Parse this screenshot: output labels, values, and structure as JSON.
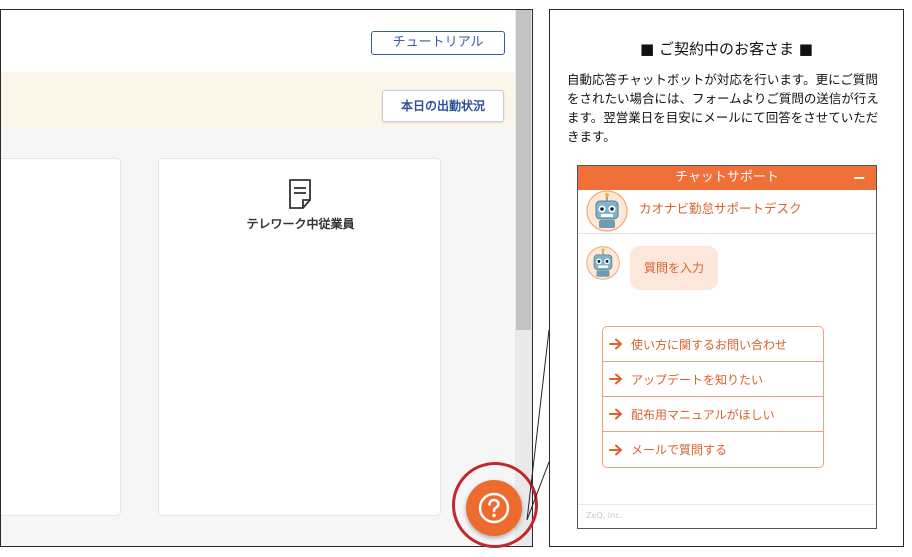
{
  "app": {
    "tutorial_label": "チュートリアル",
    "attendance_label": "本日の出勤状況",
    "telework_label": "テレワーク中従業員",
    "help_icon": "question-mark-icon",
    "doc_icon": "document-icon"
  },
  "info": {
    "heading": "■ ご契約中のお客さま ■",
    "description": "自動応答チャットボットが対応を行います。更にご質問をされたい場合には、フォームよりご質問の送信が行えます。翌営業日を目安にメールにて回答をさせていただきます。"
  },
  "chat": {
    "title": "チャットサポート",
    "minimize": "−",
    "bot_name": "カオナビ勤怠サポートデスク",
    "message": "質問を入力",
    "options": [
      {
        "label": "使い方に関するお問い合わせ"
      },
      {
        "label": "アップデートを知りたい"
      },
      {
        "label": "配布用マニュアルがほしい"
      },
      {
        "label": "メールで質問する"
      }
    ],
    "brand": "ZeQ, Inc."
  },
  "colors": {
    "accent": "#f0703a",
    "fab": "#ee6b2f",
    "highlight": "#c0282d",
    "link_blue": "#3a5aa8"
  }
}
################
-- GOAL --
Reproduce the records verbatim, omitting all images they contain.

-- EXERCISE ANSWER --
Parse this screenshot: output labels, values, and structure as JSON.
{
  "app": {
    "tutorial_label": "チュートリアル",
    "attendance_label": "本日の出勤状況",
    "telework_label": "テレワーク中従業員",
    "help_icon": "question-mark-icon",
    "doc_icon": "document-icon"
  },
  "info": {
    "heading": "■ ご契約中のお客さま ■",
    "description": "自動応答チャットボットが対応を行います。更にご質問をされたい場合には、フォームよりご質問の送信が行えます。翌営業日を目安にメールにて回答をさせていただきます。"
  },
  "chat": {
    "title": "チャットサポート",
    "minimize": "−",
    "bot_name": "カオナビ勤怠サポートデスク",
    "message": "質問を入力",
    "options": [
      {
        "label": "使い方に関するお問い合わせ"
      },
      {
        "label": "アップデートを知りたい"
      },
      {
        "label": "配布用マニュアルがほしい"
      },
      {
        "label": "メールで質問する"
      }
    ],
    "brand": "ZeQ, Inc."
  },
  "colors": {
    "accent": "#f0703a",
    "fab": "#ee6b2f",
    "highlight": "#c0282d",
    "link_blue": "#3a5aa8"
  }
}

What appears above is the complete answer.